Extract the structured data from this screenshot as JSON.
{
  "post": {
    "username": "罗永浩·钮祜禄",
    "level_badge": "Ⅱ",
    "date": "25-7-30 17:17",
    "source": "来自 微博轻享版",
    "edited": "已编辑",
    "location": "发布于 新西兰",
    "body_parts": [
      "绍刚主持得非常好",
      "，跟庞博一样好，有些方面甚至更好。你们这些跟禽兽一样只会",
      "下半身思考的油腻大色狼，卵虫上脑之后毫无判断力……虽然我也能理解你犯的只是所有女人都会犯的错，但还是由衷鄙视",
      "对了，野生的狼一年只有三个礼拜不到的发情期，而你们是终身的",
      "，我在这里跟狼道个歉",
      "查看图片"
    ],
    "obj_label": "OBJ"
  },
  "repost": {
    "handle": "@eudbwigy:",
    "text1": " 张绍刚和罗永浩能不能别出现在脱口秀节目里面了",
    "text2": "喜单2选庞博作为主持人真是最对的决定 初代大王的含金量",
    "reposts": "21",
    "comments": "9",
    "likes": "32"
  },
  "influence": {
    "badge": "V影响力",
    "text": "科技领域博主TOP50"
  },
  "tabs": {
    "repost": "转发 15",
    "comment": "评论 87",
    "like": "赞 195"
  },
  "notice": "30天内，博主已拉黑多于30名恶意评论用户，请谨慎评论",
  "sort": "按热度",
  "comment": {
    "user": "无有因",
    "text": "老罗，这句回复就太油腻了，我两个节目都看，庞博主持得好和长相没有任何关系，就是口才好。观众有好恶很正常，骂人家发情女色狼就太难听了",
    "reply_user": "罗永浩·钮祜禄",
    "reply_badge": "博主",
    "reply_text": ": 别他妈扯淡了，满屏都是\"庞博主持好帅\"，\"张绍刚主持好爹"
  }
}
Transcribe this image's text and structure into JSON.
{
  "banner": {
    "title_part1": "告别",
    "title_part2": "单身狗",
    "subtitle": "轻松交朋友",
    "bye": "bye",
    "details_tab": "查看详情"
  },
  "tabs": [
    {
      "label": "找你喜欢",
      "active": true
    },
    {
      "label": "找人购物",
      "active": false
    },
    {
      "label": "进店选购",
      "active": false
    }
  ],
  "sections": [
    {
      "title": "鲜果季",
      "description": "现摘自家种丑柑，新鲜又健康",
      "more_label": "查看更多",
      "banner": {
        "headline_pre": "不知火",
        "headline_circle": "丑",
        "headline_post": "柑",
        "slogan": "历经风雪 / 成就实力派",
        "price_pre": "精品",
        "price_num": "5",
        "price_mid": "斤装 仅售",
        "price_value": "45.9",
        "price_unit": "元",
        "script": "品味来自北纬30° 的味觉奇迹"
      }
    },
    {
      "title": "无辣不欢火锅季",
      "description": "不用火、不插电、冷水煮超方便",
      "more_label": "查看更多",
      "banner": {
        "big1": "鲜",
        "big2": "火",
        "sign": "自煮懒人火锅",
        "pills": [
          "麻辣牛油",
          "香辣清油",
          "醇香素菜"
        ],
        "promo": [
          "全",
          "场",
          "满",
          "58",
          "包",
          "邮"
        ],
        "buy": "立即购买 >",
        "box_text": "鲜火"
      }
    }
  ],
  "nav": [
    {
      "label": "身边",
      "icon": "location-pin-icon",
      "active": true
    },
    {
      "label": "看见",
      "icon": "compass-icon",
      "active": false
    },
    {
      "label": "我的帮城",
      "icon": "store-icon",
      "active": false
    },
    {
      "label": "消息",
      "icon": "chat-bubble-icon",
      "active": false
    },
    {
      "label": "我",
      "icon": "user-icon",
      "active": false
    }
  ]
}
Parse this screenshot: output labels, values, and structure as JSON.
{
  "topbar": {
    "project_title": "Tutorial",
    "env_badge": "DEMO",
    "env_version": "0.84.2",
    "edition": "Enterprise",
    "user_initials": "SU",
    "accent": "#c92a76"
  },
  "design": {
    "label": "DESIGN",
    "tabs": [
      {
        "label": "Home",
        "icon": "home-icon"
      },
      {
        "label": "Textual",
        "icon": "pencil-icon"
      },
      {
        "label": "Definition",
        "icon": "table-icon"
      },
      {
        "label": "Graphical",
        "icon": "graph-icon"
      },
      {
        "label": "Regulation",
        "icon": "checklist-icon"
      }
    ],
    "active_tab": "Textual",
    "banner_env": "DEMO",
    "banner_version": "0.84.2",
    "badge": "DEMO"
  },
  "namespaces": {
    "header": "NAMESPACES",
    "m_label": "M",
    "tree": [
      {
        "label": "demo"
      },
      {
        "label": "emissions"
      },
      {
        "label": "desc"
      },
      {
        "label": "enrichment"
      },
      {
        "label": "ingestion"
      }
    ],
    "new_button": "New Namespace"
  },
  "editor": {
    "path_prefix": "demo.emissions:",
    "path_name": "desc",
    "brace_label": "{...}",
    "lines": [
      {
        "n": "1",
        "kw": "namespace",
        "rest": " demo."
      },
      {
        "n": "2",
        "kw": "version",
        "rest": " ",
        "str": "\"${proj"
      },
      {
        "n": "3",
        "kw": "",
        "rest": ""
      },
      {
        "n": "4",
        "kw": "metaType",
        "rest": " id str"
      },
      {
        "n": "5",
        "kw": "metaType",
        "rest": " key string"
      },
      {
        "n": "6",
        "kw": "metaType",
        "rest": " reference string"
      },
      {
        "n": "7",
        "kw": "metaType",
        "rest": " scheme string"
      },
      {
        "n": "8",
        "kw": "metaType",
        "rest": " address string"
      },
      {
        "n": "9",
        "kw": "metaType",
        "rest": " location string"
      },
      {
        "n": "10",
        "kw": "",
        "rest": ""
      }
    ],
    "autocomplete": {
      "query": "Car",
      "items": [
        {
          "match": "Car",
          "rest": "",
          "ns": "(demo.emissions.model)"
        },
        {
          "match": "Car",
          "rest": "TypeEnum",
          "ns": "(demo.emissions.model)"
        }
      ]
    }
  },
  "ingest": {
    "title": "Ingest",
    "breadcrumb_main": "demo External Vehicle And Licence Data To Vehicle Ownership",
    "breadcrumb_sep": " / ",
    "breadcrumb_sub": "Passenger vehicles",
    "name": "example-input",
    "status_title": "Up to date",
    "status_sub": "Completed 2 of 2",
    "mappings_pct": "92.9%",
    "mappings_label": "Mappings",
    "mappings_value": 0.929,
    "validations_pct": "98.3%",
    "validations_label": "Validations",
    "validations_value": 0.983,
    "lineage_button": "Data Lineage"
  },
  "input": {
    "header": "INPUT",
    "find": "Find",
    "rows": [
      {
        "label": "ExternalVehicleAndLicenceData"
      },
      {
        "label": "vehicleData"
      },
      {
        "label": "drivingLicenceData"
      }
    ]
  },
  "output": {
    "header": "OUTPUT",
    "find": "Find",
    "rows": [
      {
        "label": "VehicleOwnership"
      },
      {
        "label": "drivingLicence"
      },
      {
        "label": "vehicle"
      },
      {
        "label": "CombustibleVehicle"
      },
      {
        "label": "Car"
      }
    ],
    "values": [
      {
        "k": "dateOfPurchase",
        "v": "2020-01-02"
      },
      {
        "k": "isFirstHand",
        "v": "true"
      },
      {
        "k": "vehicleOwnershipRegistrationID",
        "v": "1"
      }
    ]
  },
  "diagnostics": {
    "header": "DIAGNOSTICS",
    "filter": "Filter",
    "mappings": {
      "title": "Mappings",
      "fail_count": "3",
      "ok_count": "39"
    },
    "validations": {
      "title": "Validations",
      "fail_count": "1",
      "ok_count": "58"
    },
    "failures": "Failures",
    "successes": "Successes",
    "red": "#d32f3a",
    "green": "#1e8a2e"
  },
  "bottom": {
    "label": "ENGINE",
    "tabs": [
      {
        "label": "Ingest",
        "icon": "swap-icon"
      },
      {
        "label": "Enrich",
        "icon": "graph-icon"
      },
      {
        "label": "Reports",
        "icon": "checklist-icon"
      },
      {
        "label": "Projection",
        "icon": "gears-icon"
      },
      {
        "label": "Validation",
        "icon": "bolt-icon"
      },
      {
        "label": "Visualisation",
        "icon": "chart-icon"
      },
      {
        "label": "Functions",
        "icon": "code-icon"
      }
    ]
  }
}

○ ○ ○ ○

** WRITTEN EXERCISE **
Pull out all lines containing "header".

** WRITTEN SOLUTION **
    "header": "NAMESPACES",
    "header": "INPUT",
    "header": "OUTPUT",
    "header": "DIAGNOSTICS",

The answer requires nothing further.